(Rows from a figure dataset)
====
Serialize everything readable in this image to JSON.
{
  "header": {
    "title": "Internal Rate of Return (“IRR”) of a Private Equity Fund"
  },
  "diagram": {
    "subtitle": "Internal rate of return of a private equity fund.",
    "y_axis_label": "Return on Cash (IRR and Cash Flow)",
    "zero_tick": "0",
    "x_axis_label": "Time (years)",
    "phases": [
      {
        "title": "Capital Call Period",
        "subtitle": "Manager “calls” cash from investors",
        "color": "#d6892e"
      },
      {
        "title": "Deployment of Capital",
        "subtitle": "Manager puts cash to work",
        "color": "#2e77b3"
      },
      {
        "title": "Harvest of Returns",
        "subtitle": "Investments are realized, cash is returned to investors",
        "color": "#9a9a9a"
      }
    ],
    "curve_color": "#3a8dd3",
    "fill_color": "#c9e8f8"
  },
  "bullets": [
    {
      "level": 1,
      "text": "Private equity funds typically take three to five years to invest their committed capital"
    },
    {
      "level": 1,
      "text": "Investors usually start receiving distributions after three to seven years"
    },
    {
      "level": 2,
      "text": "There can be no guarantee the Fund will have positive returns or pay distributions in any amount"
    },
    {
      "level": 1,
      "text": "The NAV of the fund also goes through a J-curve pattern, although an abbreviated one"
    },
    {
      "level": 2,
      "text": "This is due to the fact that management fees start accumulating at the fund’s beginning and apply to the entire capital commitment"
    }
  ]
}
====
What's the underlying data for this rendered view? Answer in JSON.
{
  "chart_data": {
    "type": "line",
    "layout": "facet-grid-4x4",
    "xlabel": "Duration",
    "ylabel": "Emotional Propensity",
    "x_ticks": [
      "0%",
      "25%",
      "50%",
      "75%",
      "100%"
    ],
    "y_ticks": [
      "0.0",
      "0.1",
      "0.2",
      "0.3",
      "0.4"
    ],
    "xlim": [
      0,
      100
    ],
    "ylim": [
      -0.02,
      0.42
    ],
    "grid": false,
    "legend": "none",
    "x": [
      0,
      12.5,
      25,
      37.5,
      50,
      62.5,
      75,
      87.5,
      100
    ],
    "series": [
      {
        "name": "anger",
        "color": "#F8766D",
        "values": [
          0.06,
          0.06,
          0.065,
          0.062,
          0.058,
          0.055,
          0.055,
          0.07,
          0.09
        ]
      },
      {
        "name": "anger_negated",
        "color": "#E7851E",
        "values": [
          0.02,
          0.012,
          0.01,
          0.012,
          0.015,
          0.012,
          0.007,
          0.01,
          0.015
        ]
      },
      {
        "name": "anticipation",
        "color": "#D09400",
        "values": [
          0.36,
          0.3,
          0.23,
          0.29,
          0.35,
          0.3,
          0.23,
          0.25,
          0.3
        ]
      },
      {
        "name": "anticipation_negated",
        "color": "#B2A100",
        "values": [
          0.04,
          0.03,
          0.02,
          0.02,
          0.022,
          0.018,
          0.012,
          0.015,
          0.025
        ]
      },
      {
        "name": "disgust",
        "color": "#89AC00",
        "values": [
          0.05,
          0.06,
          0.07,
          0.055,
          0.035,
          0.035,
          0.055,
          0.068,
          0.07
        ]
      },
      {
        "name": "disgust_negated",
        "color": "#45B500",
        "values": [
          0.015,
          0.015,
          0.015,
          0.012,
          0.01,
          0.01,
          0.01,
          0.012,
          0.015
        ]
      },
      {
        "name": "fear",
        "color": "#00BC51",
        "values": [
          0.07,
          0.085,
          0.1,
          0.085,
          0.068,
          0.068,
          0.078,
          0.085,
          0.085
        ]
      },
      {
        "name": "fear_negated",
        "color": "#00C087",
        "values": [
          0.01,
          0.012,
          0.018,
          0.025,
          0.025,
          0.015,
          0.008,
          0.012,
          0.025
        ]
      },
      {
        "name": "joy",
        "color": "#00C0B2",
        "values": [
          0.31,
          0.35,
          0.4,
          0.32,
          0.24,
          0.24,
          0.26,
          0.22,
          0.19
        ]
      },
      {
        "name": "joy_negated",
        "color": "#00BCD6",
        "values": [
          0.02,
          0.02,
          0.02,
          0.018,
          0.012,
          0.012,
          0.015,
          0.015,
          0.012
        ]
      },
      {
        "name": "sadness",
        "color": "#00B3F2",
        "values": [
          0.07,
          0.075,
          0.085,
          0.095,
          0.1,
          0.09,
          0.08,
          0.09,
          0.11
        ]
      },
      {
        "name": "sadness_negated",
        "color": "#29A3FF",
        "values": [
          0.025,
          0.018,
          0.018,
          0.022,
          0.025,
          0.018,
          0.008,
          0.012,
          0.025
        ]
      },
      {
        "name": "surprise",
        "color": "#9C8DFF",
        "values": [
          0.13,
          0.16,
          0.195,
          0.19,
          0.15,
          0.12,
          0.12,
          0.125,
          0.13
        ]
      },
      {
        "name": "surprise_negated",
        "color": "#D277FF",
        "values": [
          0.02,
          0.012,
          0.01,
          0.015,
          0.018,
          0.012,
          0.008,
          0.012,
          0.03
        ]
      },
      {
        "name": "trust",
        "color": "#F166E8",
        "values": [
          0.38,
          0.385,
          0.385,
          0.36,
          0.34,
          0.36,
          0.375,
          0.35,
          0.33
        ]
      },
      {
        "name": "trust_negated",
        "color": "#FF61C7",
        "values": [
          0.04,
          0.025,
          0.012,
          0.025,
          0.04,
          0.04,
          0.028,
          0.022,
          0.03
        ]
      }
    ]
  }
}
====
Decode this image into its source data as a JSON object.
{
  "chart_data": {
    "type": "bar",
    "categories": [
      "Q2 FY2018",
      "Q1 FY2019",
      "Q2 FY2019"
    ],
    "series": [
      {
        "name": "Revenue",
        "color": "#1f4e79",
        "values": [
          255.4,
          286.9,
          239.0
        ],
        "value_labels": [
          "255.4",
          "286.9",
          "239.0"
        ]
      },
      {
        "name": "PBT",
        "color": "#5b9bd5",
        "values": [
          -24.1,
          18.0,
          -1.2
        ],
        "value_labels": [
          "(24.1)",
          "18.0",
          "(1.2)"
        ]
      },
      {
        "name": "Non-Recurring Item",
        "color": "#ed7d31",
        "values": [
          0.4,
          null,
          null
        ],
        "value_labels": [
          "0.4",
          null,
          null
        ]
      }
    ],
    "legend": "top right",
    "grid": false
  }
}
====
■ What is asked
Your task is to report how many lines of the material include the string "distributions". Give the number and no other words.

■ Answer below
2